* What you have to do:
Extract all data as written.

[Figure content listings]
■ ■ ■ ■

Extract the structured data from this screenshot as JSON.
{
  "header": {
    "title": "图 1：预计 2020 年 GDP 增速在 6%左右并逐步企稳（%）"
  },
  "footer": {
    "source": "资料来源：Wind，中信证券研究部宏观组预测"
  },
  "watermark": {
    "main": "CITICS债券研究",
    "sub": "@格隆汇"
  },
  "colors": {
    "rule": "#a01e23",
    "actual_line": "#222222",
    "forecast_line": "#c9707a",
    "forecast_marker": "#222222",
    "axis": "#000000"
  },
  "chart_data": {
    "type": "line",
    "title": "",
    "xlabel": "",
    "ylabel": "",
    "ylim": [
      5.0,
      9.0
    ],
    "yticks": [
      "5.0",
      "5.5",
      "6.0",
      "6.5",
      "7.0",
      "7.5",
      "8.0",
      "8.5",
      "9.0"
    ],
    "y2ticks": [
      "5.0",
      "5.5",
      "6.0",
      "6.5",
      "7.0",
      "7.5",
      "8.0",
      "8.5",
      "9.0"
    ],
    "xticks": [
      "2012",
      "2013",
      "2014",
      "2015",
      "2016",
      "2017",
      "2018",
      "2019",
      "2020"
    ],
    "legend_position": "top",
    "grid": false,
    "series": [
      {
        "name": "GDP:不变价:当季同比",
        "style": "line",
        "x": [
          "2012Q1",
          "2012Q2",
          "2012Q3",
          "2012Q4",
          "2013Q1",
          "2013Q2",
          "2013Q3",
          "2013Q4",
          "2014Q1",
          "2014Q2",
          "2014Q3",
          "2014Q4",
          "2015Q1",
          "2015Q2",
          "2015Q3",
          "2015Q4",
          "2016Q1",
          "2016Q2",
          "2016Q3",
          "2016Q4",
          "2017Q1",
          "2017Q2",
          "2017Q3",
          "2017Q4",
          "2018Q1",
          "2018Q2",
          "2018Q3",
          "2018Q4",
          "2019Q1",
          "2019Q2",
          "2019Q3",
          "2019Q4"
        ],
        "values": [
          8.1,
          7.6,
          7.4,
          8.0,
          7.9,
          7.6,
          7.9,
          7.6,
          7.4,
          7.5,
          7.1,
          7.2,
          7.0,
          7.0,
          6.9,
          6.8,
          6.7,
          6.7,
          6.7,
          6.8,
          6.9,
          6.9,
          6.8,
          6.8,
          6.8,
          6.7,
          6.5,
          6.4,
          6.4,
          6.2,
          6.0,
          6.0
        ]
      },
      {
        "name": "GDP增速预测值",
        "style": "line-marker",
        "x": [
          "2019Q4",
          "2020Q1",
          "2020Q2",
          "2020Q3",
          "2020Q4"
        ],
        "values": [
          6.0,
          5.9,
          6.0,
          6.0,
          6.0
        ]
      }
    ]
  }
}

■ ■ ■ ■

* Solution for this problem:
Extract the structured data from this screenshot as JSON.
{
  "header": {
    "title": "图 1：预计 2020 年 GDP 增速在 6%左右并逐步企稳（%）"
  },
  "footer": {
    "source": "资料来源：Wind，中信证券研究部宏观组预测"
  },
  "watermark": {
    "main": "CITICS债券研究",
    "sub": "@格隆汇"
  },
  "colors": {
    "rule": "#a01e23",
    "actual_line": "#222222",
    "forecast_line": "#c9707a",
    "forecast_marker": "#222222",
    "axis": "#000000"
  },
  "chart_data": {
    "type": "line",
    "title": "",
    "xlabel": "",
    "ylabel": "",
    "ylim": [
      5.0,
      9.0
    ],
    "yticks": [
      "5.0",
      "5.5",
      "6.0",
      "6.5",
      "7.0",
      "7.5",
      "8.0",
      "8.5",
      "9.0"
    ],
    "y2ticks": [
      "5.0",
      "5.5",
      "6.0",
      "6.5",
      "7.0",
      "7.5",
      "8.0",
      "8.5",
      "9.0"
    ],
    "xticks": [
      "2012",
      "2013",
      "2014",
      "2015",
      "2016",
      "2017",
      "2018",
      "2019",
      "2020"
    ],
    "legend_position": "top",
    "grid": false,
    "series": [
      {
        "name": "GDP:不变价:当季同比",
        "style": "line",
        "x": [
          "2012Q1",
          "2012Q2",
          "2012Q3",
          "2012Q4",
          "2013Q1",
          "2013Q2",
          "2013Q3",
          "2013Q4",
          "2014Q1",
          "2014Q2",
          "2014Q3",
          "2014Q4",
          "2015Q1",
          "2015Q2",
          "2015Q3",
          "2015Q4",
          "2016Q1",
          "2016Q2",
          "2016Q3",
          "2016Q4",
          "2017Q1",
          "2017Q2",
          "2017Q3",
          "2017Q4",
          "2018Q1",
          "2018Q2",
          "2018Q3",
          "2018Q4",
          "2019Q1",
          "2019Q2",
          "2019Q3",
          "2019Q4"
        ],
        "values": [
          8.1,
          7.6,
          7.4,
          8.0,
          7.9,
          7.6,
          7.9,
          7.6,
          7.4,
          7.5,
          7.1,
          7.2,
          7.0,
          7.0,
          6.9,
          6.8,
          6.7,
          6.7,
          6.7,
          6.8,
          6.9,
          6.9,
          6.8,
          6.8,
          6.8,
          6.7,
          6.5,
          6.4,
          6.4,
          6.2,
          6.0,
          6.0
        ]
      },
      {
        "name": "GDP增速预测值",
        "style": "line-marker",
        "x": [
          "2019Q4",
          "2020Q1",
          "2020Q2",
          "2020Q3",
          "2020Q4"
        ],
        "values": [
          6.0,
          5.9,
          6.0,
          6.0,
          6.0
        ]
      }
    ]
  }
}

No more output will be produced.